### Data in this exercise
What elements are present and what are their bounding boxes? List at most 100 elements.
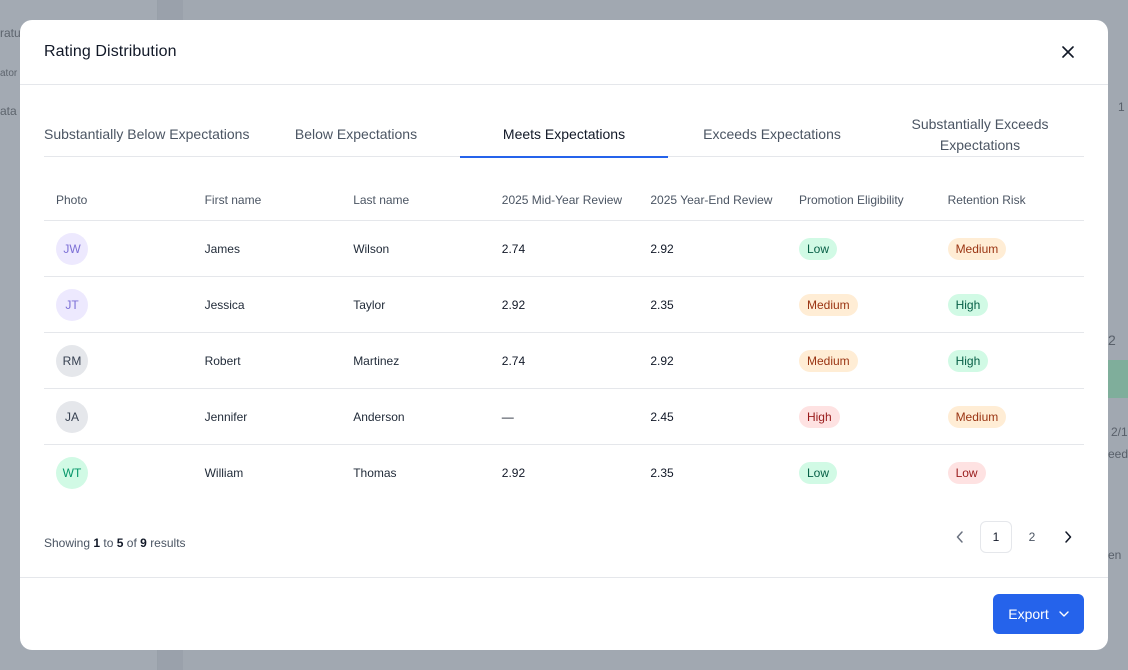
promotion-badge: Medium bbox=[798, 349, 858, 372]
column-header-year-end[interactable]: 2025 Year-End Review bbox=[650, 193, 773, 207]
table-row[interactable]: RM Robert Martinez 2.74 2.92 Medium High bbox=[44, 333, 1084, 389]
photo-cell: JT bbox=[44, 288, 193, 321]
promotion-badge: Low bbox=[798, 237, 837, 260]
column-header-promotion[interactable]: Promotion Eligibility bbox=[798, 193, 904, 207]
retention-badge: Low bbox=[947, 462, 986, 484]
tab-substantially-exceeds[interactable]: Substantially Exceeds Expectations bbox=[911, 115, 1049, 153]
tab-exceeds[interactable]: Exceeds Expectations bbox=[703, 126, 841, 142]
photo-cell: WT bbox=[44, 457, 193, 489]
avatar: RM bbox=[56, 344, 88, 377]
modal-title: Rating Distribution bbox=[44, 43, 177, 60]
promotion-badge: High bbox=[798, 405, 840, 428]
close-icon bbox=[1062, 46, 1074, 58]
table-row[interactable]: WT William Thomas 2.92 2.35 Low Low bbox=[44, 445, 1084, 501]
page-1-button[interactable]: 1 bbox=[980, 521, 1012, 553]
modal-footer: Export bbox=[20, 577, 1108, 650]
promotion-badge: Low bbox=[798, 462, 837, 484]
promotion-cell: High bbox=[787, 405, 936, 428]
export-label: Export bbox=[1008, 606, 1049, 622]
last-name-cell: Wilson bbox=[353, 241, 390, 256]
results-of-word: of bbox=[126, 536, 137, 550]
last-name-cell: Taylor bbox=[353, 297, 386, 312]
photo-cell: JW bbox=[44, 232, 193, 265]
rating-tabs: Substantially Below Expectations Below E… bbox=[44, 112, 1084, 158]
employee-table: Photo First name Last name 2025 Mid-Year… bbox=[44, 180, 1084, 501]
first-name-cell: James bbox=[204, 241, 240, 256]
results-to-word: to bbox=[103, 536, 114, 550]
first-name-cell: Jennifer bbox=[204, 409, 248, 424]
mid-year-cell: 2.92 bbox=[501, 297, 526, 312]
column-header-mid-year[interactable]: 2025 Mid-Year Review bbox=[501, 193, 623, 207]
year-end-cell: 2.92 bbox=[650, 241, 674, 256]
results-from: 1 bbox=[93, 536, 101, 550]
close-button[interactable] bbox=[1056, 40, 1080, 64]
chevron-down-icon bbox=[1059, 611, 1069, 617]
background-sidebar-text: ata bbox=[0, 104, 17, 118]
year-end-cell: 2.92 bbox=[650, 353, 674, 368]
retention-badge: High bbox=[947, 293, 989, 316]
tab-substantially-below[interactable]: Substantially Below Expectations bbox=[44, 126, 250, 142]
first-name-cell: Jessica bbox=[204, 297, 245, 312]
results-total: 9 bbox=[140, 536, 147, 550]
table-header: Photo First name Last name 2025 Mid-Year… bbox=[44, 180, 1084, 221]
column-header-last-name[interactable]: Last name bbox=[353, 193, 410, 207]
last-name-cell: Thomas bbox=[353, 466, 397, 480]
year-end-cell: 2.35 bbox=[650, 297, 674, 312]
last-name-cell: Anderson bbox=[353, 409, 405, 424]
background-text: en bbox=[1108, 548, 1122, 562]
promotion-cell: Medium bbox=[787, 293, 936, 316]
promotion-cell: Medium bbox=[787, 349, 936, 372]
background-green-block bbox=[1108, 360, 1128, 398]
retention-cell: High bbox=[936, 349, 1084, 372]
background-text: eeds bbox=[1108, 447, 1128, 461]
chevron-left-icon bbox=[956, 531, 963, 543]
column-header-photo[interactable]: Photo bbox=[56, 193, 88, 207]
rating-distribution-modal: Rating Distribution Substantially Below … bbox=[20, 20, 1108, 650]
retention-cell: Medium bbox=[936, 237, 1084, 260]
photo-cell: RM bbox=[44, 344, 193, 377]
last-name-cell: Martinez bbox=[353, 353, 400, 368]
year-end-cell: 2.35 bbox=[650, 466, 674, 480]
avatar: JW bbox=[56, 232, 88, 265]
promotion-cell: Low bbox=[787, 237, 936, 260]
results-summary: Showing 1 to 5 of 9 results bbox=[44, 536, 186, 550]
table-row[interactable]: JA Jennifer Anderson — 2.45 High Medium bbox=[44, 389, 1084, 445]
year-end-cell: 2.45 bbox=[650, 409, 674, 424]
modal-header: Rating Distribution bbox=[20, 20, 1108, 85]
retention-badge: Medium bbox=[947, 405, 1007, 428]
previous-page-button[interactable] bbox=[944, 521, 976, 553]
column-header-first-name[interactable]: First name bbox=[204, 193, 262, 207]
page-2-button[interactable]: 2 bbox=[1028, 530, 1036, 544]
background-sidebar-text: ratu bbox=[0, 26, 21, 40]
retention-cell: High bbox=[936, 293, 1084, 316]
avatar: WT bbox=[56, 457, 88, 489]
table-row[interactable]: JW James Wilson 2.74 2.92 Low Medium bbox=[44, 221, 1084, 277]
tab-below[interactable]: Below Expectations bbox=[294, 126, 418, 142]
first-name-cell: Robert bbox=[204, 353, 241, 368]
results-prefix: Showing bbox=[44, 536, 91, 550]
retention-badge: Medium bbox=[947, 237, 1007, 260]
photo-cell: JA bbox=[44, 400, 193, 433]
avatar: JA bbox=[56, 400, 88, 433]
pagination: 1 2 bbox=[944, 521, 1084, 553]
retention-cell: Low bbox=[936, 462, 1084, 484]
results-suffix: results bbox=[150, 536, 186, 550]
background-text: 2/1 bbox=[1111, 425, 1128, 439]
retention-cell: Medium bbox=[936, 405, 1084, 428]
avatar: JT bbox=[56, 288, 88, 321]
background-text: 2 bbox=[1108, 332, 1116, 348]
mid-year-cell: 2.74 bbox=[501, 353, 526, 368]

### Work to be completed
Rewrite every line of the item above as a numbered list, omitting blank lines and leaving the pictures out of your answer.

### Exercise output
1. What elements are present and what are their bounding boxes? List at most 100 elements.
2. promotion-badge: Medium bbox=[798, 349, 858, 372]
3. column-header-year-end[interactable]: 2025 Year-End Review bbox=[650, 193, 773, 207]
4. table-row[interactable]: RM Robert Martinez 2.74 2.92 Medium High bbox=[44, 333, 1084, 389]
5. photo-cell: JT bbox=[44, 288, 193, 321]
6. promotion-badge: Low bbox=[798, 237, 837, 260]
7. column-header-promotion[interactable]: Promotion Eligibility bbox=[798, 193, 904, 207]
8. retention-badge: Low bbox=[947, 462, 986, 484]
9. tab-substantially-exceeds[interactable]: Substantially Exceeds Expectations bbox=[911, 115, 1049, 153]
10. tab-exceeds[interactable]: Exceeds Expectations bbox=[703, 126, 841, 142]
11. photo-cell: WT bbox=[44, 457, 193, 489]
12. avatar: RM bbox=[56, 344, 88, 377]
13. modal-title: Rating Distribution bbox=[44, 43, 177, 60]
14. promotion-badge: High bbox=[798, 405, 840, 428]
15. close-icon bbox=[1062, 46, 1074, 58]
16. table-row[interactable]: WT William Thomas 2.92 2.35 Low Low bbox=[44, 445, 1084, 501]
17. page-1-button[interactable]: 1 bbox=[980, 521, 1012, 553]
18. modal-footer: Export bbox=[20, 577, 1108, 650]
19. promotion-badge: Low bbox=[798, 462, 837, 484]
20. promotion-cell: High bbox=[787, 405, 936, 428]
21. export-label: Export bbox=[1008, 606, 1049, 622]
22. last-name-cell: Wilson bbox=[353, 241, 390, 256]
23. results-of-word: of bbox=[126, 536, 137, 550]
24. last-name-cell: Taylor bbox=[353, 297, 386, 312]
25. photo-cell: JW bbox=[44, 232, 193, 265]
26. rating-tabs: Substantially Below Expectations Below E… bbox=[44, 112, 1084, 158]
27. employee-table: Photo First name Last name 2025 Mid-Year… bbox=[44, 180, 1084, 501]
28. first-name-cell: James bbox=[204, 241, 240, 256]
29. results-to-word: to bbox=[103, 536, 114, 550]
30. first-name-cell: Jennifer bbox=[204, 409, 248, 424]
31. mid-year-cell: 2.92 bbox=[501, 297, 526, 312]
32. column-header-mid-year[interactable]: 2025 Mid-Year Review bbox=[501, 193, 623, 207]
33. year-end-cell: 2.92 bbox=[650, 241, 674, 256]
34. results-from: 1 bbox=[93, 536, 101, 550]
35. close-button[interactable] bbox=[1056, 40, 1080, 64]
36. chevron-down-icon bbox=[1059, 611, 1069, 617]
37. background-sidebar-text: ata bbox=[0, 104, 17, 118]
38. year-end-cell: 2.92 bbox=[650, 353, 674, 368]
39. retention-badge: High bbox=[947, 293, 989, 316]
40. tab-substantially-below[interactable]: Substantially Below Expectations bbox=[44, 126, 250, 142]
41. first-name-cell: Jessica bbox=[204, 297, 245, 312]
42. results-total: 9 bbox=[140, 536, 147, 550]
43. table-header: Photo First name Last name 2025 Mid-Year… bbox=[44, 180, 1084, 221]
44. column-header-last-name[interactable]: Last name bbox=[353, 193, 410, 207]
45. last-name-cell: Thomas bbox=[353, 466, 397, 480]
46. year-end-cell: 2.35 bbox=[650, 297, 674, 312]
47. last-name-cell: Anderson bbox=[353, 409, 405, 424]
48. background-text: en bbox=[1108, 548, 1122, 562]
49. promotion-cell: Medium bbox=[787, 293, 936, 316]
50. promotion-cell: Medium bbox=[787, 349, 936, 372]
51. background-green-block bbox=[1108, 360, 1128, 398]
52. retention-cell: High bbox=[936, 349, 1084, 372]
53. background-text: eeds bbox=[1108, 447, 1128, 461]
54. chevron-left-icon bbox=[956, 531, 963, 543]
55. column-header-photo[interactable]: Photo bbox=[56, 193, 88, 207]
56. rating-distribution-modal: Rating Distribution Substantially Below … bbox=[20, 20, 1108, 650]
57. retention-cell: Medium bbox=[936, 237, 1084, 260]
58. photo-cell: RM bbox=[44, 344, 193, 377]
59. last-name-cell: Martinez bbox=[353, 353, 400, 368]
60. year-end-cell: 2.35 bbox=[650, 466, 674, 480]
61. avatar: JW bbox=[56, 232, 88, 265]
62. promotion-cell: Low bbox=[787, 237, 936, 260]
63. results-summary: Showing 1 to 5 of 9 results bbox=[44, 536, 186, 550]
64. table-row[interactable]: JA Jennifer Anderson — 2.45 High Medium bbox=[44, 389, 1084, 445]
65. year-end-cell: 2.45 bbox=[650, 409, 674, 424]
66. modal-header: Rating Distribution bbox=[20, 20, 1108, 85]
67. retention-badge: Medium bbox=[947, 405, 1007, 428]
68. previous-page-button[interactable] bbox=[944, 521, 976, 553]
69. column-header-first-name[interactable]: First name bbox=[204, 193, 262, 207]
70. page-2-button[interactable]: 2 bbox=[1028, 530, 1036, 544]
71. background-sidebar-text: ratu bbox=[0, 26, 21, 40]
72. retention-cell: High bbox=[936, 293, 1084, 316]
73. avatar: WT bbox=[56, 457, 88, 489]
74. table-row[interactable]: JW James Wilson 2.74 2.92 Low Medium bbox=[44, 221, 1084, 277]
75. tab-below[interactable]: Below Expectations bbox=[294, 126, 418, 142]
76. first-name-cell: Robert bbox=[204, 353, 241, 368]
77. results-prefix: Showing bbox=[44, 536, 91, 550]
78. retention-badge: Medium bbox=[947, 237, 1007, 260]
79. photo-cell: JA bbox=[44, 400, 193, 433]
80. avatar: JA bbox=[56, 400, 88, 433]
81. pagination: 1 2 bbox=[944, 521, 1084, 553]
82. retention-cell: Low bbox=[936, 462, 1084, 484]
83. results-suffix: results bbox=[150, 536, 186, 550]
84. background-text: 2/1 bbox=[1111, 425, 1128, 439]
85. retention-cell: Medium bbox=[936, 405, 1084, 428]
86. avatar: JT bbox=[56, 288, 88, 321]
87. background-text: 2 bbox=[1108, 332, 1116, 348]
88. mid-year-cell: 2.74 bbox=[501, 353, 526, 368]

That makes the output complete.